WHAT IS ASKED: Reproduce the listing below exactly, minus its pictures.

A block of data
= = = = = = =

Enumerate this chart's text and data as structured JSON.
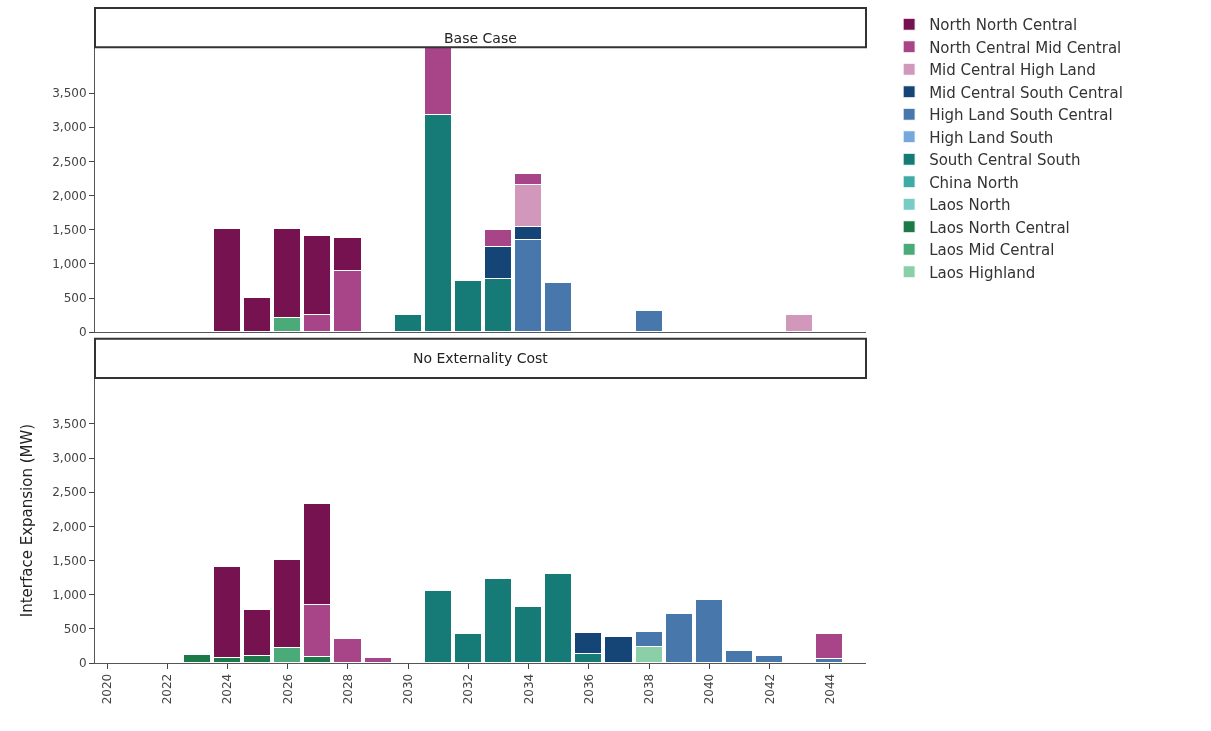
{
  "chart_data": [
    {
      "type": "bar",
      "title": "Base Case",
      "stacked": true,
      "legend": "right",
      "tick_labels": "y",
      "x": [
        2024,
        2025,
        2026,
        2027,
        2028,
        2030,
        2031,
        2032,
        2033,
        2034,
        2035,
        2038,
        2043
      ],
      "xlim": [
        2019.6,
        2045.2
      ],
      "xticks": [
        2020,
        2022,
        2024,
        2026,
        2028,
        2030,
        2032,
        2034,
        2036,
        2038,
        2040,
        2042,
        2044
      ],
      "ylim": [
        0,
        4170
      ],
      "yticks": [
        0,
        500,
        {
          "value": 1000,
          "label": "1,000"
        },
        {
          "value": 1500,
          "label": "1,500"
        },
        {
          "value": 2000,
          "label": "2,000"
        },
        {
          "value": 2500,
          "label": "2,500"
        },
        {
          "value": 3000,
          "label": "3,000"
        },
        {
          "value": 3500,
          "label": "3,500"
        }
      ],
      "series": [
        {
          "name": "Laos Mid Central",
          "color": "#4aaa78",
          "values": [
            null,
            null,
            200,
            null,
            null,
            null,
            null,
            null,
            null,
            null,
            null,
            null,
            null
          ]
        },
        {
          "name": "South Central South",
          "color": "#167a77",
          "values": [
            null,
            null,
            null,
            null,
            null,
            250,
            3180,
            750,
            780,
            null,
            null,
            null,
            null
          ]
        },
        {
          "name": "High Land South Central",
          "color": "#4878ab",
          "values": [
            null,
            null,
            null,
            null,
            null,
            null,
            null,
            null,
            null,
            1340,
            710,
            310,
            null
          ]
        },
        {
          "name": "Mid Central South Central",
          "color": "#154577",
          "values": [
            null,
            null,
            null,
            null,
            null,
            null,
            null,
            null,
            460,
            200,
            null,
            null,
            null
          ]
        },
        {
          "name": "Mid Central High Land",
          "color": "#d198bb",
          "values": [
            null,
            null,
            null,
            null,
            null,
            null,
            null,
            null,
            null,
            610,
            null,
            null,
            250
          ]
        },
        {
          "name": "North Central Mid Central",
          "color": "#a84588",
          "values": [
            null,
            null,
            null,
            250,
            890,
            null,
            990,
            null,
            250,
            160,
            null,
            null,
            null
          ]
        },
        {
          "name": "North North Central",
          "color": "#76124f",
          "values": [
            1500,
            500,
            1300,
            1160,
            490,
            null,
            null,
            null,
            null,
            null,
            null,
            null,
            null
          ]
        },
        {
          "name": "High Land South",
          "color": "#76a8dc",
          "values": [
            null,
            null,
            null,
            null,
            null,
            null,
            null,
            null,
            null,
            null,
            null,
            null,
            null
          ]
        },
        {
          "name": "China North",
          "color": "#40aaa4",
          "values": [
            null,
            null,
            null,
            null,
            null,
            null,
            null,
            null,
            null,
            null,
            null,
            null,
            null
          ]
        },
        {
          "name": "Laos North",
          "color": "#79cbc6",
          "values": [
            null,
            null,
            null,
            null,
            null,
            null,
            null,
            null,
            null,
            null,
            null,
            null,
            null
          ]
        }
      ]
    },
    {
      "type": "bar",
      "title": "No Externality Cost",
      "ylabel": "Interface Expansion (MW)",
      "stacked": true,
      "legend": "right",
      "x": [
        2023,
        2024,
        2025,
        2026,
        2027,
        2028,
        2029,
        2031,
        2032,
        2033,
        2034,
        2035,
        2036,
        2037,
        2038,
        2039,
        2040,
        2041,
        2042,
        2044
      ],
      "xlim": [
        2019.6,
        2045.2
      ],
      "xticks": [
        2020,
        2022,
        2024,
        2026,
        2028,
        2030,
        2032,
        2034,
        2036,
        2038,
        2040,
        2042,
        2044
      ],
      "ylim": [
        0,
        4170
      ],
      "yticks": [
        0,
        500,
        {
          "value": 1000,
          "label": "1,000"
        },
        {
          "value": 1500,
          "label": "1,500"
        },
        {
          "value": 2000,
          "label": "2,000"
        },
        {
          "value": 2500,
          "label": "2,500"
        },
        {
          "value": 3000,
          "label": "3,000"
        },
        {
          "value": 3500,
          "label": "3,500"
        }
      ],
      "series": [
        {
          "name": "Laos North Central",
          "color": "#1b7a48",
          "values": [
            120,
            70,
            100,
            null,
            80,
            null,
            null,
            null,
            null,
            null,
            null,
            null,
            null,
            null,
            null,
            null,
            null,
            null,
            null,
            null
          ]
        },
        {
          "name": "Laos Mid Central",
          "color": "#4aaa78",
          "values": [
            null,
            null,
            null,
            220,
            null,
            null,
            null,
            null,
            null,
            null,
            null,
            null,
            null,
            null,
            null,
            null,
            null,
            null,
            null,
            null
          ]
        },
        {
          "name": "Laos Highland",
          "color": "#8acfa8",
          "values": [
            null,
            null,
            null,
            null,
            null,
            null,
            null,
            null,
            null,
            null,
            null,
            null,
            null,
            null,
            230,
            null,
            null,
            null,
            null,
            null
          ]
        },
        {
          "name": "South Central South",
          "color": "#167a77",
          "values": [
            null,
            null,
            null,
            null,
            null,
            null,
            null,
            1050,
            420,
            1230,
            820,
            1300,
            130,
            null,
            null,
            null,
            null,
            null,
            null,
            null
          ]
        },
        {
          "name": "High Land South Central",
          "color": "#4878ab",
          "values": [
            null,
            null,
            null,
            null,
            null,
            null,
            null,
            null,
            null,
            null,
            null,
            null,
            null,
            null,
            220,
            720,
            920,
            180,
            100,
            60
          ]
        },
        {
          "name": "Mid Central South Central",
          "color": "#154577",
          "values": [
            null,
            null,
            null,
            null,
            null,
            null,
            null,
            null,
            null,
            null,
            null,
            null,
            310,
            380,
            null,
            null,
            null,
            null,
            null,
            null
          ]
        },
        {
          "name": "North Central Mid Central",
          "color": "#a84588",
          "values": [
            null,
            null,
            null,
            null,
            770,
            350,
            70,
            null,
            null,
            null,
            null,
            null,
            null,
            null,
            null,
            null,
            null,
            null,
            null,
            370
          ]
        },
        {
          "name": "North North Central",
          "color": "#76124f",
          "values": [
            null,
            1330,
            680,
            1280,
            1470,
            null,
            null,
            null,
            null,
            null,
            null,
            null,
            null,
            null,
            null,
            null,
            null,
            null,
            null,
            null
          ]
        }
      ]
    }
  ]
}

= = = = = = =

RESPONSE BELOW:
Enumerate this chart's text and data as structured JSON.
{
  "chart_data": [
    {
      "type": "bar",
      "title": "Base Case",
      "stacked": true,
      "legend": "right",
      "tick_labels": "y",
      "x": [
        2024,
        2025,
        2026,
        2027,
        2028,
        2030,
        2031,
        2032,
        2033,
        2034,
        2035,
        2038,
        2043
      ],
      "xlim": [
        2019.6,
        2045.2
      ],
      "xticks": [
        2020,
        2022,
        2024,
        2026,
        2028,
        2030,
        2032,
        2034,
        2036,
        2038,
        2040,
        2042,
        2044
      ],
      "ylim": [
        0,
        4170
      ],
      "yticks": [
        0,
        500,
        {
          "value": 1000,
          "label": "1,000"
        },
        {
          "value": 1500,
          "label": "1,500"
        },
        {
          "value": 2000,
          "label": "2,000"
        },
        {
          "value": 2500,
          "label": "2,500"
        },
        {
          "value": 3000,
          "label": "3,000"
        },
        {
          "value": 3500,
          "label": "3,500"
        }
      ],
      "series": [
        {
          "name": "Laos Mid Central",
          "color": "#4aaa78",
          "values": [
            null,
            null,
            200,
            null,
            null,
            null,
            null,
            null,
            null,
            null,
            null,
            null,
            null
          ]
        },
        {
          "name": "South Central South",
          "color": "#167a77",
          "values": [
            null,
            null,
            null,
            null,
            null,
            250,
            3180,
            750,
            780,
            null,
            null,
            null,
            null
          ]
        },
        {
          "name": "High Land South Central",
          "color": "#4878ab",
          "values": [
            null,
            null,
            null,
            null,
            null,
            null,
            null,
            null,
            null,
            1340,
            710,
            310,
            null
          ]
        },
        {
          "name": "Mid Central South Central",
          "color": "#154577",
          "values": [
            null,
            null,
            null,
            null,
            null,
            null,
            null,
            null,
            460,
            200,
            null,
            null,
            null
          ]
        },
        {
          "name": "Mid Central High Land",
          "color": "#d198bb",
          "values": [
            null,
            null,
            null,
            null,
            null,
            null,
            null,
            null,
            null,
            610,
            null,
            null,
            250
          ]
        },
        {
          "name": "North Central Mid Central",
          "color": "#a84588",
          "values": [
            null,
            null,
            null,
            250,
            890,
            null,
            990,
            null,
            250,
            160,
            null,
            null,
            null
          ]
        },
        {
          "name": "North North Central",
          "color": "#76124f",
          "values": [
            1500,
            500,
            1300,
            1160,
            490,
            null,
            null,
            null,
            null,
            null,
            null,
            null,
            null
          ]
        },
        {
          "name": "High Land South",
          "color": "#76a8dc",
          "values": [
            null,
            null,
            null,
            null,
            null,
            null,
            null,
            null,
            null,
            null,
            null,
            null,
            null
          ]
        },
        {
          "name": "China North",
          "color": "#40aaa4",
          "values": [
            null,
            null,
            null,
            null,
            null,
            null,
            null,
            null,
            null,
            null,
            null,
            null,
            null
          ]
        },
        {
          "name": "Laos North",
          "color": "#79cbc6",
          "values": [
            null,
            null,
            null,
            null,
            null,
            null,
            null,
            null,
            null,
            null,
            null,
            null,
            null
          ]
        }
      ]
    },
    {
      "type": "bar",
      "title": "No Externality Cost",
      "ylabel": "Interface Expansion (MW)",
      "stacked": true,
      "legend": "right",
      "x": [
        2023,
        2024,
        2025,
        2026,
        2027,
        2028,
        2029,
        2031,
        2032,
        2033,
        2034,
        2035,
        2036,
        2037,
        2038,
        2039,
        2040,
        2041,
        2042,
        2044
      ],
      "xlim": [
        2019.6,
        2045.2
      ],
      "xticks": [
        2020,
        2022,
        2024,
        2026,
        2028,
        2030,
        2032,
        2034,
        2036,
        2038,
        2040,
        2042,
        2044
      ],
      "ylim": [
        0,
        4170
      ],
      "yticks": [
        0,
        500,
        {
          "value": 1000,
          "label": "1,000"
        },
        {
          "value": 1500,
          "label": "1,500"
        },
        {
          "value": 2000,
          "label": "2,000"
        },
        {
          "value": 2500,
          "label": "2,500"
        },
        {
          "value": 3000,
          "label": "3,000"
        },
        {
          "value": 3500,
          "label": "3,500"
        }
      ],
      "series": [
        {
          "name": "Laos North Central",
          "color": "#1b7a48",
          "values": [
            120,
            70,
            100,
            null,
            80,
            null,
            null,
            null,
            null,
            null,
            null,
            null,
            null,
            null,
            null,
            null,
            null,
            null,
            null,
            null
          ]
        },
        {
          "name": "Laos Mid Central",
          "color": "#4aaa78",
          "values": [
            null,
            null,
            null,
            220,
            null,
            null,
            null,
            null,
            null,
            null,
            null,
            null,
            null,
            null,
            null,
            null,
            null,
            null,
            null,
            null
          ]
        },
        {
          "name": "Laos Highland",
          "color": "#8acfa8",
          "values": [
            null,
            null,
            null,
            null,
            null,
            null,
            null,
            null,
            null,
            null,
            null,
            null,
            null,
            null,
            230,
            null,
            null,
            null,
            null,
            null
          ]
        },
        {
          "name": "South Central South",
          "color": "#167a77",
          "values": [
            null,
            null,
            null,
            null,
            null,
            null,
            null,
            1050,
            420,
            1230,
            820,
            1300,
            130,
            null,
            null,
            null,
            null,
            null,
            null,
            null
          ]
        },
        {
          "name": "High Land South Central",
          "color": "#4878ab",
          "values": [
            null,
            null,
            null,
            null,
            null,
            null,
            null,
            null,
            null,
            null,
            null,
            null,
            null,
            null,
            220,
            720,
            920,
            180,
            100,
            60
          ]
        },
        {
          "name": "Mid Central South Central",
          "color": "#154577",
          "values": [
            null,
            null,
            null,
            null,
            null,
            null,
            null,
            null,
            null,
            null,
            null,
            null,
            310,
            380,
            null,
            null,
            null,
            null,
            null,
            null
          ]
        },
        {
          "name": "North Central Mid Central",
          "color": "#a84588",
          "values": [
            null,
            null,
            null,
            null,
            770,
            350,
            70,
            null,
            null,
            null,
            null,
            null,
            null,
            null,
            null,
            null,
            null,
            null,
            null,
            370
          ]
        },
        {
          "name": "North North Central",
          "color": "#76124f",
          "values": [
            null,
            1330,
            680,
            1280,
            1470,
            null,
            null,
            null,
            null,
            null,
            null,
            null,
            null,
            null,
            null,
            null,
            null,
            null,
            null,
            null
          ]
        }
      ]
    }
  ]
}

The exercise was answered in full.